──────── KUTIPAN TERPILIH ────────

Sementara itu, National Highway Traffic Safety Administration (NHTSA) Amerika Serikat pada 2013 merumuskan rekomendasi batas minimum kebisingan kendaraan listrik. Ukuran suara minimal mobil listrik menurut anjuran NHTSA adalah 49 dB pada kondisi kendaraan idle, 55 dB di kecepatan 10 km/jam, 62 dB di kecepatan 20 km/jam, 66 dB di kecepatan 30 km/jam, dan 50 dB saat mundur.

Menanggapi masalah kesenyapan suara, Segenap produsen mobil listrik sudah mencari jalan keluar dengan membuat bunyi artifisial. Di Tokyo Motor Show 2017, Nissan memperkenalkan teknologi “canto” pada mobil kosep Nissan IMx. Canto yang berarti “nyanyian” dalam Bahasa Italia merupakan teknologi suara artifisial yang mengalun dengan irama. Nada yang dikeluarkan semakin tinggi seiring dengan peningkatan kecepatan mobil. Meskipun berirama, suara canto bisa dengan mudah dikenali sebagai suara mobil oleh telinga manusia.

──────── INFORMASI YANG DIBERIKAN ────────

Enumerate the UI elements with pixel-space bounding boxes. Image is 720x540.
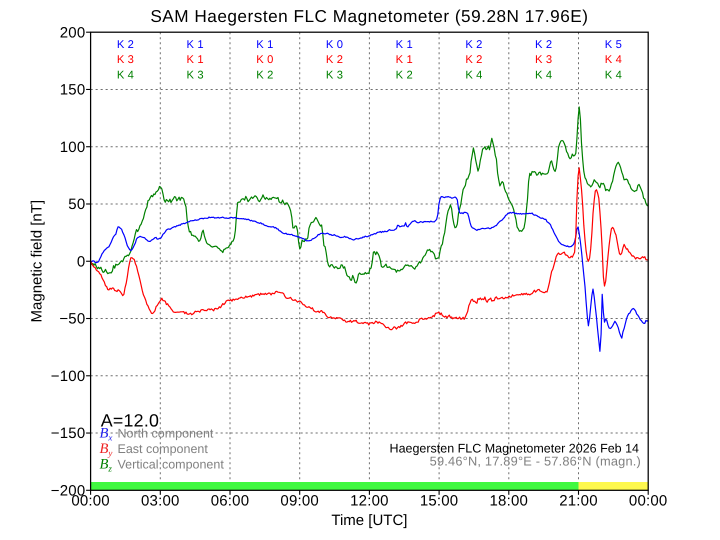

────────

KERJAKAN INI
Menurut kutipan tentang suara mobil listrik, berapa ukuran suara minimal yang dianjurkan NHTSA untuk mobil listrik pada kecepatan 20 km/jam? Jawablah hanya berdasarkan kutipan tersebut.

JAWABAN TUGAS
62 dB.